▶ Article
******************************

Starr seeks an award in the amount of $65,084.54, which includes $64,500 in attorney fees and $584.54 in travel expenses and shipping fees. In support of his reque st for fees, he asserts that his attorney, Robert Bruno, spent 189.7 hours on the litigation through trial and post-judgment motions before this Court, that his attorney devoted 68.3 hours to the litigation on appeal and remand, and that a reasonable hourly rate is $250. The product of the hours and the rate yields the amount Starr requests for attorney fees.

Although they acknowledge that Starr is entitled to an award of attorney fees, Defendants contend that the amount requested is excessive. They assert that the Court has the discretion to decline to award fees that Starr incurred on appeal, that the hours devoted to the litigation are excessive, and that application of one hourly rate to the tasks performed by Starr's counsel is not appropriate.

The Court first considers whether to award attorney fees that Starr incurred on appeal. Rule 47C of the Eighth Circuit Rules of Appellate Procedure states that "[a] motion for attorney fees . . . must be filed with the clerk within 14 days after the entry of judgment." 8th Cir. R. 47C(a). It also provides that "a motion for attorney fees may be remanded to the district court." 8th Cir. R. 47C(b). "The policy behind Rule 47C is that fee awards should be determined by the court most familiar with the legal services in question." Little Rock Sch. Dist. v. Arkansas, 127 F.3d 693, 696 (8th Cir. 1997). Consequently, in any case before the Eighth Circuit, parties who seek attorney fees incurred on appeal should file a motion with the court of appeals. Id. Nevertheless, a district court has the ability to decide issues related to attorney fees incurred on appeal where the court of appeals has not decided them. Id. at 696-97. In this case, the record is sufficiently detailed to permit the Court to make a fair award that includes attorney fees incurred in appeal. See id. Accordingly, the Court rejects Defendants' argument that the award to Starr should not include any fees that he incurred on appeal.

******************************

▶ Stored rows
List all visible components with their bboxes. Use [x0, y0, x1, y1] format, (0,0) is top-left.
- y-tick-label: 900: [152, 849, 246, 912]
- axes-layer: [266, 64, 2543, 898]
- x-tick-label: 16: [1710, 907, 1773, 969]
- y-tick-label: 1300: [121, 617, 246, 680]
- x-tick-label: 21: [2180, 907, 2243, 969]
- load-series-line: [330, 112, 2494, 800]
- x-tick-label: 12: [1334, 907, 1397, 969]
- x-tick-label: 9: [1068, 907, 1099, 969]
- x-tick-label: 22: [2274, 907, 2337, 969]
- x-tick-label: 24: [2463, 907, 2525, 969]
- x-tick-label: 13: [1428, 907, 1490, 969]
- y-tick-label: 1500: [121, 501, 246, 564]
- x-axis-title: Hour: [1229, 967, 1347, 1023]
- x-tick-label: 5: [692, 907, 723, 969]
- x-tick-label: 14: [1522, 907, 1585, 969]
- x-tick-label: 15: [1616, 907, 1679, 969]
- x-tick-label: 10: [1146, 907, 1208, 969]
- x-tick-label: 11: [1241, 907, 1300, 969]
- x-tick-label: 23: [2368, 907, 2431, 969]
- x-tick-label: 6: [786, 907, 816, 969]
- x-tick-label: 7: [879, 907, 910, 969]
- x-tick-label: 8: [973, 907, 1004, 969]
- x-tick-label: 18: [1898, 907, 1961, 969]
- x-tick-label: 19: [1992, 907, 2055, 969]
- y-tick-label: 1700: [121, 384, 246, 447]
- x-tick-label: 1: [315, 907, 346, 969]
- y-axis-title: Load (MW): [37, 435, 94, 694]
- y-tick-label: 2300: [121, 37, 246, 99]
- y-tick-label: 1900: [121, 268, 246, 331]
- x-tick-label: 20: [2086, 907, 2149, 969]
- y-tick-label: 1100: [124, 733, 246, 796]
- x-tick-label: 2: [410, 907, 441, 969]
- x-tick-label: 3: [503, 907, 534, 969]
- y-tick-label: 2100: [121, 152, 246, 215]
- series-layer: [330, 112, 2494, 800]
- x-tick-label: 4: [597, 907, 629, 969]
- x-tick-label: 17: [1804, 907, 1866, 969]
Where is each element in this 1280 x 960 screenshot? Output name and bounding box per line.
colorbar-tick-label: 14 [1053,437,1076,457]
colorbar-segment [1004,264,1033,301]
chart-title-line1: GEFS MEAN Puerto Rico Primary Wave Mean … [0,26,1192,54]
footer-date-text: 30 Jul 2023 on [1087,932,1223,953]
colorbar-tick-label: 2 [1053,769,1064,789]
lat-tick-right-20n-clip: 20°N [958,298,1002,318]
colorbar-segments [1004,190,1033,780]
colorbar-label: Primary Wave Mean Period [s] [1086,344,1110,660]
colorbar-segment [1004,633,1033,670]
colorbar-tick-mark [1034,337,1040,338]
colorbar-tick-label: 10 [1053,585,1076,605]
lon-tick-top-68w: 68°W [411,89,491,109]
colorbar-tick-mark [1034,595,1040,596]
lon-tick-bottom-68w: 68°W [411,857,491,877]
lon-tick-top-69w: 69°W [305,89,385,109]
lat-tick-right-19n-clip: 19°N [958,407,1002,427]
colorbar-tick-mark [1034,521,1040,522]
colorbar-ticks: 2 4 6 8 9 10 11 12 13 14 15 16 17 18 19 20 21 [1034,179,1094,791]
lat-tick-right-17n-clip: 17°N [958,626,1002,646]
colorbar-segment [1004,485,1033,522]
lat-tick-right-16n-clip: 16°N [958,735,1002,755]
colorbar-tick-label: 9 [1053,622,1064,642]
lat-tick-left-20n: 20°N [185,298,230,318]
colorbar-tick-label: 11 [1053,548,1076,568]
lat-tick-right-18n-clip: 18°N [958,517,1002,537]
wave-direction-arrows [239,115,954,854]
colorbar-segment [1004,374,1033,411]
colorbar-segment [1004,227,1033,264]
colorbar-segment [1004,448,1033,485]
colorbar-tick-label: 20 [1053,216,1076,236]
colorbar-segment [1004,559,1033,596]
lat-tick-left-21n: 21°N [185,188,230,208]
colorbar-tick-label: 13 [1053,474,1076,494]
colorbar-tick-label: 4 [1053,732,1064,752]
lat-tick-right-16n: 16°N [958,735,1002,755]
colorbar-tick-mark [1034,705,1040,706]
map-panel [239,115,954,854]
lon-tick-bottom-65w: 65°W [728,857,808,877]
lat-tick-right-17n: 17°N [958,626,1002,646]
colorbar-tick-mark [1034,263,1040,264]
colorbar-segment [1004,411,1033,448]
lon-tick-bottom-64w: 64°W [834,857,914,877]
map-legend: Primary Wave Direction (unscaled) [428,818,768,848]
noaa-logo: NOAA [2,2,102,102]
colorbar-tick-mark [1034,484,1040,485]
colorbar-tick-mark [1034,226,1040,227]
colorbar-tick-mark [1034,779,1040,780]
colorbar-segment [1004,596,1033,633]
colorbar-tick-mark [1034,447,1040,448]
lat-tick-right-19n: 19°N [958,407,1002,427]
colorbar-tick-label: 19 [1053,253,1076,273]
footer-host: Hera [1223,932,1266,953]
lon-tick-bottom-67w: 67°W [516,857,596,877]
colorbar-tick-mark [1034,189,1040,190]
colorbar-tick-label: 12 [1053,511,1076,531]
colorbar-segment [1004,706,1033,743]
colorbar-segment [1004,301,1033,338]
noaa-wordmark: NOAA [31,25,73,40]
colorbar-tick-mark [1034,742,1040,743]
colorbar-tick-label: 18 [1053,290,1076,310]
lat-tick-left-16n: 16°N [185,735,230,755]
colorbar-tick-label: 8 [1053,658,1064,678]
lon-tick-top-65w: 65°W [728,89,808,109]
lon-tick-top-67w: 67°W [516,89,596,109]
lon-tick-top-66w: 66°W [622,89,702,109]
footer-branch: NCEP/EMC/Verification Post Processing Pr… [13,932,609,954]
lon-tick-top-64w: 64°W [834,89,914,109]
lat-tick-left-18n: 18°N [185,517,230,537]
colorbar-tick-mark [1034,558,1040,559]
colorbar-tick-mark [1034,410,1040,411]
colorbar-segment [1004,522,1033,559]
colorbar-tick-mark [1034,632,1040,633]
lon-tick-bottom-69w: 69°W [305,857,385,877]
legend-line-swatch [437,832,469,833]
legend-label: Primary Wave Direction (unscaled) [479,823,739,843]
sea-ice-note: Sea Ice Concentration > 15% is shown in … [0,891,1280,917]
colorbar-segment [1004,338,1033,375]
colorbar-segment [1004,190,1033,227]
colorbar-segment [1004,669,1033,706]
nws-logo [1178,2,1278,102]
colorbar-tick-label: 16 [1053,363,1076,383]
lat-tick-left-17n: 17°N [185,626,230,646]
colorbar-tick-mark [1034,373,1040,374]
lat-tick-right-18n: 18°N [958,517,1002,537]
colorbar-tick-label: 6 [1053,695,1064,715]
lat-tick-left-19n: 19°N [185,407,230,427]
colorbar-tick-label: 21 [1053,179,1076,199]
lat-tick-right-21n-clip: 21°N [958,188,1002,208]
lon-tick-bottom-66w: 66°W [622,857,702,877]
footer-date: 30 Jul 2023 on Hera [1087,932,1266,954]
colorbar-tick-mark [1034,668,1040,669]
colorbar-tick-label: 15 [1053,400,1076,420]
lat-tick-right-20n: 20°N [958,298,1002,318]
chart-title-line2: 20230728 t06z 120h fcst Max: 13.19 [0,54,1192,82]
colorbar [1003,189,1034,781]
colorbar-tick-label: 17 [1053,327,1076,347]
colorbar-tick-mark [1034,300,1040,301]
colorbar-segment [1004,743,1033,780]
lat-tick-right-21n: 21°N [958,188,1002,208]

******************************

▶ Direction A
In the ruling, what hourly rate does Starr claim is reasonable for his attorney?
▶ Direction B
Print the ruling from "Although they acknowledge" to "is not appropriate.".
The lines play no part in this work.

▶ Correct answer A
$250

▶ Correct answer B
Although they acknowledge that Starr is entitled to an award of attorney fees, Defendants contend that the amount requested is excessive. They assert that the Court has the discretion to decline to award fees that Starr incurred on appeal, that the hours devoted to the litigation are excessive, and that application of one hourly rate to the tasks performed by Starr's counsel is not appropriate.